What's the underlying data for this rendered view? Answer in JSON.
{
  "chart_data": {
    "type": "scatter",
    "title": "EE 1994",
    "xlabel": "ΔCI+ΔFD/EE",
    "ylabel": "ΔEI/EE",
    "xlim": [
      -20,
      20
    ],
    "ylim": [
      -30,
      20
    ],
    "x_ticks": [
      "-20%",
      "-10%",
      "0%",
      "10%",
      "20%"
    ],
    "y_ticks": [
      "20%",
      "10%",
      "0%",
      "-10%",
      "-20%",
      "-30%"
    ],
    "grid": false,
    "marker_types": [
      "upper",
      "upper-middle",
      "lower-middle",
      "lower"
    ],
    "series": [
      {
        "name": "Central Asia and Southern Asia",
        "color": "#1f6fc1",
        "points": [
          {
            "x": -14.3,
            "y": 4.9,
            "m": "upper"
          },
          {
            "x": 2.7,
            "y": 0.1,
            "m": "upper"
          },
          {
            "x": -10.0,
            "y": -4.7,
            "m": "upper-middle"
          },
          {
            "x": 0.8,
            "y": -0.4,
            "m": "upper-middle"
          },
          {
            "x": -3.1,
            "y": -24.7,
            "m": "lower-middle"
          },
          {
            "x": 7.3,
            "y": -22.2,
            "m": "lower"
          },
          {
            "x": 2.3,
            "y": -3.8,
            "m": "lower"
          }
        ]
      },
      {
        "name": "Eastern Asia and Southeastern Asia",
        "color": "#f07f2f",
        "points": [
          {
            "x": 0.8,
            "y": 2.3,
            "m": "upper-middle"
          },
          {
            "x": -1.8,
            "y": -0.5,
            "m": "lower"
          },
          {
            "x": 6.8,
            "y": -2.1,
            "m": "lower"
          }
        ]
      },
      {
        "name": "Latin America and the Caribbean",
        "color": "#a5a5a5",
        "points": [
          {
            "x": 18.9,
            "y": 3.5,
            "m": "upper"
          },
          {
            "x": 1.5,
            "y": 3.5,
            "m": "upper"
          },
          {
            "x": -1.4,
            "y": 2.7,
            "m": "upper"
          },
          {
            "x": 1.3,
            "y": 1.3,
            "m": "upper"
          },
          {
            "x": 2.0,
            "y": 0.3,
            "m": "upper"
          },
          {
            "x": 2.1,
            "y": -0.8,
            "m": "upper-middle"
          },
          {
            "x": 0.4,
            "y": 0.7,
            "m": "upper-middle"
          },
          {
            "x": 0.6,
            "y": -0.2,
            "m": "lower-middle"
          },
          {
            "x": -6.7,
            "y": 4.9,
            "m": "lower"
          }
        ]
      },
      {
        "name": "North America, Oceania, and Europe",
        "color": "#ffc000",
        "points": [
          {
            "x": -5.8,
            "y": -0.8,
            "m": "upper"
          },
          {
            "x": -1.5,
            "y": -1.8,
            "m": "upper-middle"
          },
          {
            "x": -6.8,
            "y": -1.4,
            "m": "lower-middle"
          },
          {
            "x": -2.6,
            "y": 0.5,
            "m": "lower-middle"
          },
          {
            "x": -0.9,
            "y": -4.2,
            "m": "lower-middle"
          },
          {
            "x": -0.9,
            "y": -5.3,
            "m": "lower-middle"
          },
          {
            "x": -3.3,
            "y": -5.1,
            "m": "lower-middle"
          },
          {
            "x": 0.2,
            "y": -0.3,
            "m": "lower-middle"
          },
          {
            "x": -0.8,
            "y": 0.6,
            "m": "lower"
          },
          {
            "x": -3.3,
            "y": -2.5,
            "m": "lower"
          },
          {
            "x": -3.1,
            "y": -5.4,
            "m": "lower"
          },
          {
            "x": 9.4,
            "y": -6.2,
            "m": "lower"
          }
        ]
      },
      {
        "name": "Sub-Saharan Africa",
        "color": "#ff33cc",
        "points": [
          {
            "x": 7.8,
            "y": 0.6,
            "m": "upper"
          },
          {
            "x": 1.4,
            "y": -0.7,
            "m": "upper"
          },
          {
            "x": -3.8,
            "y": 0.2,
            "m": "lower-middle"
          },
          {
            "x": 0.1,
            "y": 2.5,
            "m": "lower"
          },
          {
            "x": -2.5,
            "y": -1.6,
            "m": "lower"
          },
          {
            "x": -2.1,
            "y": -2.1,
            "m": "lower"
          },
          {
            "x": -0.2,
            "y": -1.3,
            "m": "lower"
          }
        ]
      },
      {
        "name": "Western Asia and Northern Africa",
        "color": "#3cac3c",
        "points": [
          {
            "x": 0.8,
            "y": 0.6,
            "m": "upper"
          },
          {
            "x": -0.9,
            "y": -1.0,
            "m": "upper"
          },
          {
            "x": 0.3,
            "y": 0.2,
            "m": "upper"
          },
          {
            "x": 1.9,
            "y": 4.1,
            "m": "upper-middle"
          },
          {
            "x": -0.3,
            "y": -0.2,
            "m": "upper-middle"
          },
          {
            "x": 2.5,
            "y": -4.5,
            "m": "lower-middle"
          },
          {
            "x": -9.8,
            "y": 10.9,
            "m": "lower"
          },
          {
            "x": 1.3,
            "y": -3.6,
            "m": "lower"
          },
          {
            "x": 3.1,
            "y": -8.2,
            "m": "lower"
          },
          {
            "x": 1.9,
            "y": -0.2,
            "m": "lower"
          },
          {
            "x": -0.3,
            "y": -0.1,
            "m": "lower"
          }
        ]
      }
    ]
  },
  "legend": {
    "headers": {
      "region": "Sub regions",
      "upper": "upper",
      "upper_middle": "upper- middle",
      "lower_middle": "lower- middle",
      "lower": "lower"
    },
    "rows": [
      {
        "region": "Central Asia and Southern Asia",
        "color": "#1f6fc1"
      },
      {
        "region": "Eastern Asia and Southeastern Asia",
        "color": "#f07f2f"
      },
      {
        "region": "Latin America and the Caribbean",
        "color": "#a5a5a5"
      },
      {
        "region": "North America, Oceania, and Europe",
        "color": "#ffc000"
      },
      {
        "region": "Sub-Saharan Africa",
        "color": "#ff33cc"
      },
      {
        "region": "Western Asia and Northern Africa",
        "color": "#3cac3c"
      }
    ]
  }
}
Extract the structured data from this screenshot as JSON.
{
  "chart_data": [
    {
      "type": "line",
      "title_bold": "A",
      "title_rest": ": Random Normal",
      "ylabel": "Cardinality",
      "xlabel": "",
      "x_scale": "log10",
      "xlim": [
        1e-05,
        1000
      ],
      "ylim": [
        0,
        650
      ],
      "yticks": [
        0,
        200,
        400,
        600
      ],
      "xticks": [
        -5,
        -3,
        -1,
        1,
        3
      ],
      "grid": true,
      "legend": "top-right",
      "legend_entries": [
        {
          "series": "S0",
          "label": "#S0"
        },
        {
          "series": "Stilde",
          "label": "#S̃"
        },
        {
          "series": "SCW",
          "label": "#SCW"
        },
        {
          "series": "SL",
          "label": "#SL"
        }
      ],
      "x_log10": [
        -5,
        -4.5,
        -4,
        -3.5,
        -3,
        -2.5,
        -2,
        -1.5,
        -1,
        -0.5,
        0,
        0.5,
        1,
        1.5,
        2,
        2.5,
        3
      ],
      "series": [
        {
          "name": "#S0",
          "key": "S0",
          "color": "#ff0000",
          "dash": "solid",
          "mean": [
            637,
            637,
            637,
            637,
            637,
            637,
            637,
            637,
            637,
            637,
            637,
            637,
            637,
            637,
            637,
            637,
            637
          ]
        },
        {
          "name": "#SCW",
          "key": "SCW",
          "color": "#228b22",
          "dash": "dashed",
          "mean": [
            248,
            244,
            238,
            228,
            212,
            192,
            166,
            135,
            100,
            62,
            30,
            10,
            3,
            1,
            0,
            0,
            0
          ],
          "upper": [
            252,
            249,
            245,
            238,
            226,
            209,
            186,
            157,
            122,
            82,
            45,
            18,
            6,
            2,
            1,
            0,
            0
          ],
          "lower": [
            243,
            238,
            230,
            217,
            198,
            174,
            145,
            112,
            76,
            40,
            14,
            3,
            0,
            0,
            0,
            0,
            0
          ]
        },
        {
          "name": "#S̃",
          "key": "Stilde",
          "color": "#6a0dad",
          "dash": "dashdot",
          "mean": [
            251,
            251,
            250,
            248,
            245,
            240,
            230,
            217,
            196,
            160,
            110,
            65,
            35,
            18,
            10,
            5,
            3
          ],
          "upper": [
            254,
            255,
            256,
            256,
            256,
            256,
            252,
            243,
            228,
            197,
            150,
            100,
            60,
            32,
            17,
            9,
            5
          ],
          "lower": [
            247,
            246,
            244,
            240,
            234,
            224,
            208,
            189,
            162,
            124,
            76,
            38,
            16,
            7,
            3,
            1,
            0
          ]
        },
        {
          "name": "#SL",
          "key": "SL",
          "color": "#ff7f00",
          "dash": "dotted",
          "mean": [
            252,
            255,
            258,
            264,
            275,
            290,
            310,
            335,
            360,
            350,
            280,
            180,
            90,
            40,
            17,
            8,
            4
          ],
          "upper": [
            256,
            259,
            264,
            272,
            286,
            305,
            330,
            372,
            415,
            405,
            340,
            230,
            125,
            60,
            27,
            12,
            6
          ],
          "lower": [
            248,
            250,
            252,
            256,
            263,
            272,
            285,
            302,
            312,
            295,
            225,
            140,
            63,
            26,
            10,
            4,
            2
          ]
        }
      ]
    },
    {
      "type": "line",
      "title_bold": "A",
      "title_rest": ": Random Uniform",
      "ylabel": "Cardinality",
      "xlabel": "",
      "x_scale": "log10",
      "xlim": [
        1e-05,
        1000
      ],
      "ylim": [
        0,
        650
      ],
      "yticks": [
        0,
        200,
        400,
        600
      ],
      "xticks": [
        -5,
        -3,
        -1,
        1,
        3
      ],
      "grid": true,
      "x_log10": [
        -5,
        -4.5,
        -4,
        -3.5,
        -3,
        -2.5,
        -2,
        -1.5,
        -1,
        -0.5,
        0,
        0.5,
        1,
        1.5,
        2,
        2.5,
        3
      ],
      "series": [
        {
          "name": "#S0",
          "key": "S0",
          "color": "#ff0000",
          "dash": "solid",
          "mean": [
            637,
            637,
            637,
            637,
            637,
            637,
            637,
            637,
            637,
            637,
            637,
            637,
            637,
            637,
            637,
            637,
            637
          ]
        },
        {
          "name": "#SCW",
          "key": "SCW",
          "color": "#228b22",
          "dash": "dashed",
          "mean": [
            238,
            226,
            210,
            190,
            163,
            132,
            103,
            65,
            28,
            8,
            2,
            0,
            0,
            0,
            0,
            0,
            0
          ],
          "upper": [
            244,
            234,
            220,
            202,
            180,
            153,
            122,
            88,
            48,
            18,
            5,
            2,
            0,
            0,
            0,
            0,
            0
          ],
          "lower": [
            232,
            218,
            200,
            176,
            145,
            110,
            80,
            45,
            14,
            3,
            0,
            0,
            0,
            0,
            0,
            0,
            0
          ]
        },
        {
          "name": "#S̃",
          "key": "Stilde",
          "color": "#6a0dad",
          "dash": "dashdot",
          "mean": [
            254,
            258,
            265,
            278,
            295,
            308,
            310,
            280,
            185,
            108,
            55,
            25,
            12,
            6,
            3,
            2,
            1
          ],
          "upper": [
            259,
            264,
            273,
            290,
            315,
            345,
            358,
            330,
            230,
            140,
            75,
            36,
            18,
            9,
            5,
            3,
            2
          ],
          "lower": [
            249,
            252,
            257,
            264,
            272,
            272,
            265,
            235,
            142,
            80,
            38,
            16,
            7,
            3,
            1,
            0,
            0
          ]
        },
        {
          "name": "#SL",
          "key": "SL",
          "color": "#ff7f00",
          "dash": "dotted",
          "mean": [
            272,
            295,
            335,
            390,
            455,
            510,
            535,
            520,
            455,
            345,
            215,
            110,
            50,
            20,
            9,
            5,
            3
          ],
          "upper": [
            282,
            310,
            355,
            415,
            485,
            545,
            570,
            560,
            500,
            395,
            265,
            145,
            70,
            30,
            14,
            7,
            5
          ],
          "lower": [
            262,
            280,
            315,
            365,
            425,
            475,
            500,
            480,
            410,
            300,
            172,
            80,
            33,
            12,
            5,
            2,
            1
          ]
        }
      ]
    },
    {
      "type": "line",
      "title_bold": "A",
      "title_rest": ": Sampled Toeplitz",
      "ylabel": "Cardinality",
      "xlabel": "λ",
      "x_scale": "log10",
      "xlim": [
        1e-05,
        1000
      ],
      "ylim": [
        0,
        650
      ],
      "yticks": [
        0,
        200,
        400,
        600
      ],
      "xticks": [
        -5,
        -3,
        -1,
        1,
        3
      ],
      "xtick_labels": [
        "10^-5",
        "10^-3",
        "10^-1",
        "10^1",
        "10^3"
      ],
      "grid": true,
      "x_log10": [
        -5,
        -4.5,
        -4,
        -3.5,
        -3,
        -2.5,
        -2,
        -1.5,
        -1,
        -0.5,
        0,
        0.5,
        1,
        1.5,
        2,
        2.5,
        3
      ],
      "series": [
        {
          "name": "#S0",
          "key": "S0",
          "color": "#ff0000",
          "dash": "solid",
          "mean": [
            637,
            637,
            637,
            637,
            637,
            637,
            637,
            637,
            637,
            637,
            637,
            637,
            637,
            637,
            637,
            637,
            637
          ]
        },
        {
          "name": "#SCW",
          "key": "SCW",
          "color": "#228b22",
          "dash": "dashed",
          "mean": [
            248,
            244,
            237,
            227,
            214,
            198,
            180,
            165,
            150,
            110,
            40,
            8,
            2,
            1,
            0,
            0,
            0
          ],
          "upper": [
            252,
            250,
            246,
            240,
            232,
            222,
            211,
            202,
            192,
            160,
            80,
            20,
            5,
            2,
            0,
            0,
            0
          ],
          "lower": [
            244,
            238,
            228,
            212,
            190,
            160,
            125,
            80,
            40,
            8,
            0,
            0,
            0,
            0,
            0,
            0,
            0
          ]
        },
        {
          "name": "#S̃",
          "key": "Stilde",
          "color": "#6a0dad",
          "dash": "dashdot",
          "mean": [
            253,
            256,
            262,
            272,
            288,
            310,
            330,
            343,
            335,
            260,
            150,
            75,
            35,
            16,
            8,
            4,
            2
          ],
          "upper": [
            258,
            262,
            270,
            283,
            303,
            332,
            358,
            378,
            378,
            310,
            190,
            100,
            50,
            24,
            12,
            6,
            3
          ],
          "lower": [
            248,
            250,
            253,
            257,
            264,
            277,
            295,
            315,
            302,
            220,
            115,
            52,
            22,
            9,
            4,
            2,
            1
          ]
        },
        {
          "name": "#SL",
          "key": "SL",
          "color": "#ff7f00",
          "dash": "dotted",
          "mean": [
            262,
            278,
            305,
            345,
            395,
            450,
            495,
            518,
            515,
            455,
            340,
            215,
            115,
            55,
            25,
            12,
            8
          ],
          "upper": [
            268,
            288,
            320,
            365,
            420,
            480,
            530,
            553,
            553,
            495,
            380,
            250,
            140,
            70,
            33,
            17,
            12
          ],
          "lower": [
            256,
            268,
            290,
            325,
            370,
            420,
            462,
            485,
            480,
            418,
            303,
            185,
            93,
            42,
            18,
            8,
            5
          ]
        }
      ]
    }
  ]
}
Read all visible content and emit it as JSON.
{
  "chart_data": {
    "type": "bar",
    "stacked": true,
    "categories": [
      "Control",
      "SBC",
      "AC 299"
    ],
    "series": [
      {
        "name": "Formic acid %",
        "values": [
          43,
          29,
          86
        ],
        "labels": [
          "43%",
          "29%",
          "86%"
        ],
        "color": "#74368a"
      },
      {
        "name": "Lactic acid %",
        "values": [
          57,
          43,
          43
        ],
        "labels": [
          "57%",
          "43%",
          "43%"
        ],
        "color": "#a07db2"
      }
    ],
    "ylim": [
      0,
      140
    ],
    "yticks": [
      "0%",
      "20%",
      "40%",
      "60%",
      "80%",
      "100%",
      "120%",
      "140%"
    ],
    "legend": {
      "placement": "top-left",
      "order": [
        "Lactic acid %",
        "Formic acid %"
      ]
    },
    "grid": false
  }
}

» **Problem statement**: Pick out the lines that include the word "Western" and write them out.

» **Exercise output**:
        "name": "Western Asia and Northern Africa",
        "region": "Western Asia and Northern Africa",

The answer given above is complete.